Do this =>
Find the lines holding the string "Global" in the data, then copy all of them.

>> START Data

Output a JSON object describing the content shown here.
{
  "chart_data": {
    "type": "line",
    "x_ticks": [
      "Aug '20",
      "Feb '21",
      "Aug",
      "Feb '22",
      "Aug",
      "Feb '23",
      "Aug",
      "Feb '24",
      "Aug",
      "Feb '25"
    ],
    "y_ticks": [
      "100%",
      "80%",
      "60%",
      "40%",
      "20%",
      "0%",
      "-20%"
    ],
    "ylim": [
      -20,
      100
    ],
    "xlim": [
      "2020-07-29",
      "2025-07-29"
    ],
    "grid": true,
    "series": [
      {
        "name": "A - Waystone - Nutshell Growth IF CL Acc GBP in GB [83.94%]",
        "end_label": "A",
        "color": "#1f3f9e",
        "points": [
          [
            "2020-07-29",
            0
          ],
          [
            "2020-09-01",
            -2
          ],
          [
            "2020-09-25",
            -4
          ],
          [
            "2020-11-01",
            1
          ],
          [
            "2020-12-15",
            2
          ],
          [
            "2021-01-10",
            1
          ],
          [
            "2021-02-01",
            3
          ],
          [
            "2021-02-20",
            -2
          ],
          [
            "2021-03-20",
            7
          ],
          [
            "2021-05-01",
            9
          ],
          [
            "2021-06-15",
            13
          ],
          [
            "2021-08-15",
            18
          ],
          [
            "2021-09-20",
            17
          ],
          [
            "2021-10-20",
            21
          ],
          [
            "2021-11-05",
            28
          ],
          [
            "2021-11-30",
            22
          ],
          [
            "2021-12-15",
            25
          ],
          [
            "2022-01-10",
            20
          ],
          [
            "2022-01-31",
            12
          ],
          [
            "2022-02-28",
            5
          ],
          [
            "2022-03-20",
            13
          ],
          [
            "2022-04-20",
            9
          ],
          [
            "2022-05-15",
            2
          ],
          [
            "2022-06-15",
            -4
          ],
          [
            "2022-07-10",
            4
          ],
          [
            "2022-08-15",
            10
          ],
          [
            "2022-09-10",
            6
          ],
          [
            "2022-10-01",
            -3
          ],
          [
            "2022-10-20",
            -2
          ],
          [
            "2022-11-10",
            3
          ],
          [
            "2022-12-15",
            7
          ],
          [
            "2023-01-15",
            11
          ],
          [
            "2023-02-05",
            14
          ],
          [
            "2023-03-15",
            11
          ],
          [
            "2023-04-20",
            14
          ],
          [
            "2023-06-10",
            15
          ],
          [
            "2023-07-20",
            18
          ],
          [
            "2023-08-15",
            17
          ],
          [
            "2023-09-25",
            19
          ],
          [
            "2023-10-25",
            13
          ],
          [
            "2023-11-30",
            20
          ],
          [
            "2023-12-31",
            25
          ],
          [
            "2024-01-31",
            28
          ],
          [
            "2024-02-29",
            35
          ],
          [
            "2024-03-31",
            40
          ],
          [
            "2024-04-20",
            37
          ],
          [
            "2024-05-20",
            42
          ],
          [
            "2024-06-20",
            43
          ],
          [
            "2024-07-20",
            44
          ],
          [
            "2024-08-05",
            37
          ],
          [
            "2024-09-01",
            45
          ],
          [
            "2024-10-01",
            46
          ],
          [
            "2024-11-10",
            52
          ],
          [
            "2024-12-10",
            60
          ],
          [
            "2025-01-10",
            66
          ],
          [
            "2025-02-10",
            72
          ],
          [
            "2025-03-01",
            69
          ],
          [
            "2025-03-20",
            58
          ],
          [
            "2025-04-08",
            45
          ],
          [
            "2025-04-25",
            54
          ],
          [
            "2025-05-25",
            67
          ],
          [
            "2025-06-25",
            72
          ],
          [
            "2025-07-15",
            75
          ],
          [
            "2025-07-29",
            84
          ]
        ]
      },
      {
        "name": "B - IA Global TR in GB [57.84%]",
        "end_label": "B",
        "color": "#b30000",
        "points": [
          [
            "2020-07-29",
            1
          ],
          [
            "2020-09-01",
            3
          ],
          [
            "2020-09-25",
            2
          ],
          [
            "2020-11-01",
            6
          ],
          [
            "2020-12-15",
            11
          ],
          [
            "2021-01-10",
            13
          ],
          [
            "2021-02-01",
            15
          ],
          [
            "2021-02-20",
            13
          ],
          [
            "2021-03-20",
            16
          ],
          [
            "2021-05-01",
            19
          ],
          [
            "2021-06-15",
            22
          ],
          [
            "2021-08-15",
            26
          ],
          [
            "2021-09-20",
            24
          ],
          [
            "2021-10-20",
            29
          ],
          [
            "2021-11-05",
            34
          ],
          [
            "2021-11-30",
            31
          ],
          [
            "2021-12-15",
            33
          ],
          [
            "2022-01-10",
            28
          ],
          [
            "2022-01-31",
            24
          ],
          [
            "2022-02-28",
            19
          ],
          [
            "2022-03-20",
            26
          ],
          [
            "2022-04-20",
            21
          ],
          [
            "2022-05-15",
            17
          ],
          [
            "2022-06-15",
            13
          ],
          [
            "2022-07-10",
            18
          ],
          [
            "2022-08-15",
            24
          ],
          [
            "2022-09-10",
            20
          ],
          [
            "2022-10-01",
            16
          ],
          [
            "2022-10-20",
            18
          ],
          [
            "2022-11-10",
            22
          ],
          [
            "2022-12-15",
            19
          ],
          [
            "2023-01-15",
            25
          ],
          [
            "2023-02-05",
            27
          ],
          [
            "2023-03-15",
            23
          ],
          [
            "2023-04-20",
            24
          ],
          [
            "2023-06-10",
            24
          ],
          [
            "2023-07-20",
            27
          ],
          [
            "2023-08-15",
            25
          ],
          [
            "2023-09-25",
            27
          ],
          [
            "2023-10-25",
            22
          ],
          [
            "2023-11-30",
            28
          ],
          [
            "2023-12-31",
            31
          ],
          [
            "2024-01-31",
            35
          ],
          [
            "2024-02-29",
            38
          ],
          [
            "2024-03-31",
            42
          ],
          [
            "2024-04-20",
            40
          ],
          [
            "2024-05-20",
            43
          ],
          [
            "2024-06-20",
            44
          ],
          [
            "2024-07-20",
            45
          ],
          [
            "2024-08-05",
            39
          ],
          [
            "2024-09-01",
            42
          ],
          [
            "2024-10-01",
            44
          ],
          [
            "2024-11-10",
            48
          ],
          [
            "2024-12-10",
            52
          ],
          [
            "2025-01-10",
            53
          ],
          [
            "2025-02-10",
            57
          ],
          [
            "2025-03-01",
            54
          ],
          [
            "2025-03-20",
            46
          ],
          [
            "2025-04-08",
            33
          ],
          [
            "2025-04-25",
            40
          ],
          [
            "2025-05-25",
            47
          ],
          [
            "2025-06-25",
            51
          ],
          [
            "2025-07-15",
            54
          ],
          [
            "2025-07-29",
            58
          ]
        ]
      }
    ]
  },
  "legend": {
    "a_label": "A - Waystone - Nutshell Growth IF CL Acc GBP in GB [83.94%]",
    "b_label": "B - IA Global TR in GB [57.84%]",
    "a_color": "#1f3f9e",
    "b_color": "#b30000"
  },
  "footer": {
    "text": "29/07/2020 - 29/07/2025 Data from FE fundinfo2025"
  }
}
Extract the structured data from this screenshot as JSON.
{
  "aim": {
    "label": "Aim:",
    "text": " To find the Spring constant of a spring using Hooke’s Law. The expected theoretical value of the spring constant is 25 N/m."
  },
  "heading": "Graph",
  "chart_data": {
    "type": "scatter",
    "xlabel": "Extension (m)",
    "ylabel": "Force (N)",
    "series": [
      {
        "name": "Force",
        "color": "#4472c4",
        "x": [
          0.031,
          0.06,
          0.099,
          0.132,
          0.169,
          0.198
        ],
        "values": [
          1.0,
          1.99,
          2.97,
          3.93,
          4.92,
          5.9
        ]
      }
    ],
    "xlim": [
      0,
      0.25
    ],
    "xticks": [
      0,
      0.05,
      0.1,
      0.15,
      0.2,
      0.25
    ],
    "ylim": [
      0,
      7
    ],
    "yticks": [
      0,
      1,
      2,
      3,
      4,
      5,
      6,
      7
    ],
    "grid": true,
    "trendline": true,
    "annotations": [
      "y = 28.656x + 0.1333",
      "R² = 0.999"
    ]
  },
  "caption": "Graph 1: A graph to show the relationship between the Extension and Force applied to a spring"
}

>> END Data

Solved exercise =>
        "name": "B - IA Global TR in GB [57.84%]",
    "b_label": "B - IA Global TR in GB [57.84%]",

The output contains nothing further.